*Work to complete*.
Please state how many lines in the records contain the string "Output", with no words besides the number.
_ _ _
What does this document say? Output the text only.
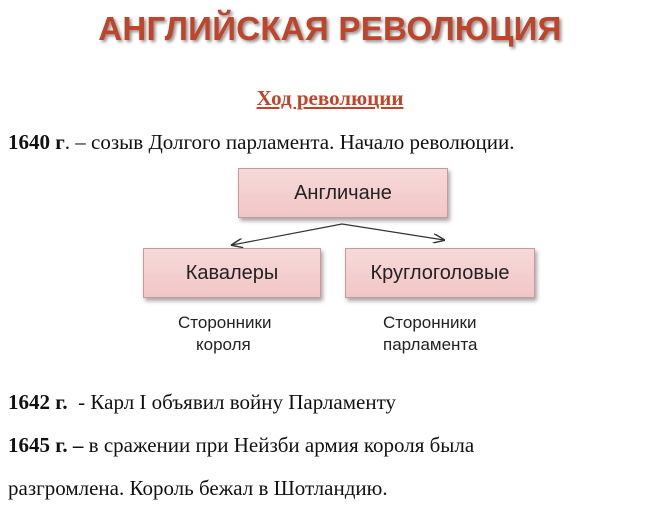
АНГЛИЙСКАЯ РЕВОЛЮЦИЯ
Ход революции
1640 г. – созыв Долгого парламента. Начало революции.
Англичане
Кавалеры	Круглоголовые
Сторонники
короля
Сторонники
парламента
1642 г.  - Карл I объявил войну Парламенту
1645 г. – в сражении при Нейзби армия короля была
разгромлена. Король бежал в Шотландию.
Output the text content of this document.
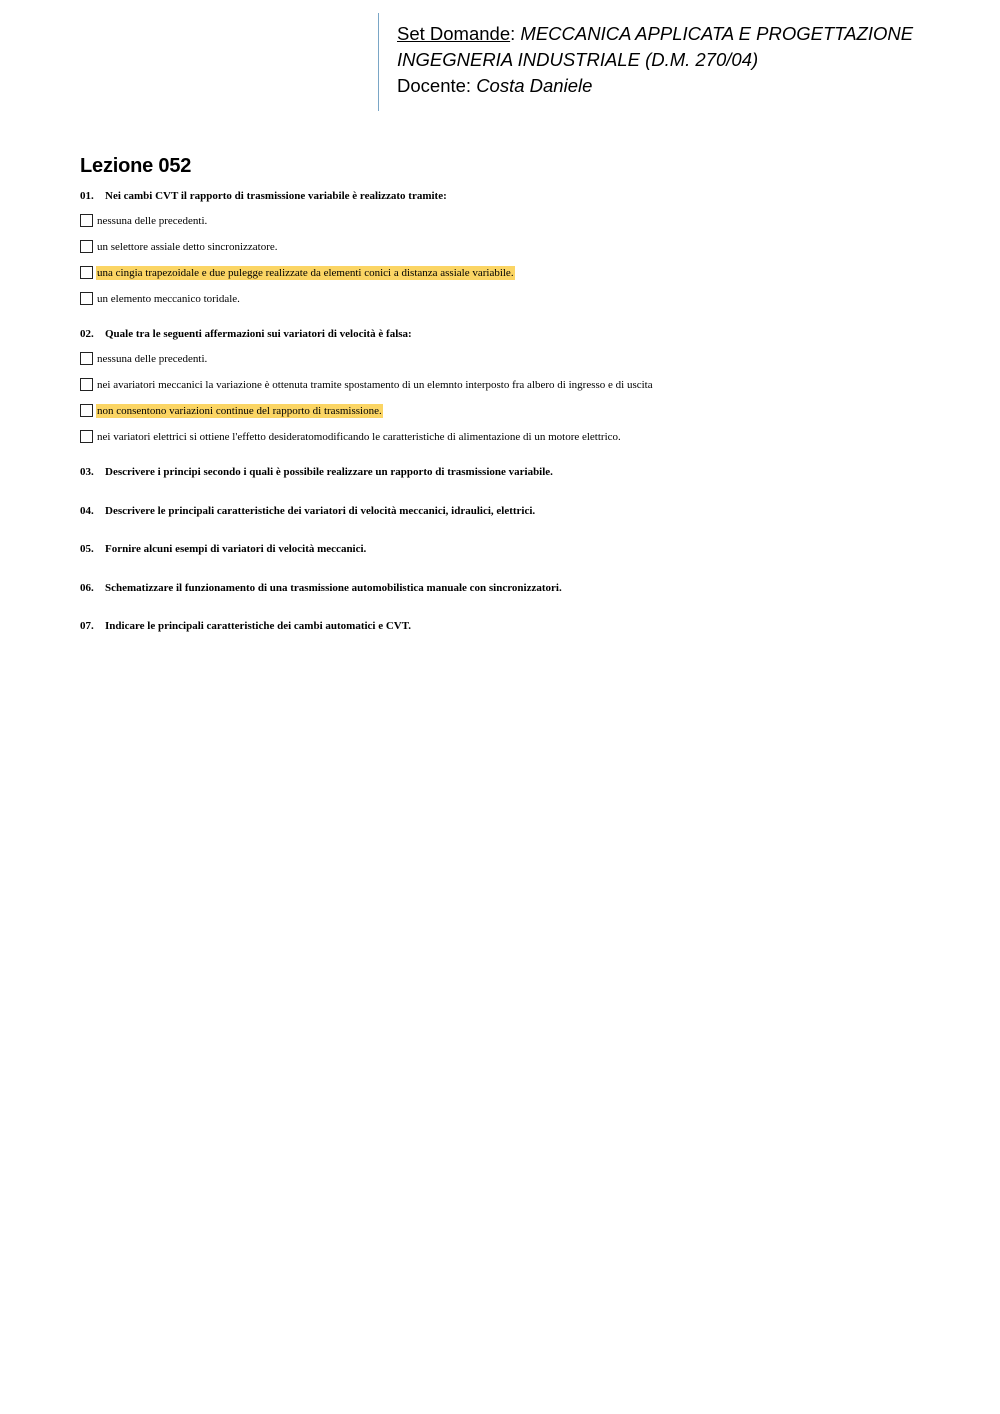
Set Domande: MECCANICA APPLICATA E PROGETTAZIONE
INGEGNERIA INDUSTRIALE (D.M. 270/04)
Docente: Costa Daniele
Lezione 052

01. Nei cambi CVT il rapporto di trasmissione variabile è realizzato tramite:

nessuna delle precedenti.
un selettore assiale detto sincronizzatore.
una cingia trapezoidale e due pulegge realizzate da elementi conici a distanza assiale variabile.
un elemento meccanico toridale.

02. Quale tra le seguenti affermazioni sui variatori di velocità è falsa:

nessuna delle precedenti.
nei avariatori meccanici la variazione è ottenuta tramite spostamento di un elemnto interposto fra albero di ingresso e di uscita
non consentono variazioni continue del rapporto di trasmissione.
nei variatori elettrici si ottiene l'effetto desideratomodificando le caratteristiche di alimentazione di un motore elettrico.

03. Descrivere i principi secondo i quali è possibile realizzare un rapporto di trasmissione variabile.

04. Descrivere le principali caratteristiche dei variatori di velocità meccanici, idraulici, elettrici.

05. Fornire alcuni esempi di variatori di velocità meccanici.

06. Schematizzare il funzionamento di una trasmissione automobilistica manuale con sincronizzatori.

07. Indicare le principali caratteristiche dei cambi automatici e CVT.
_ _ _
*The answer*.
2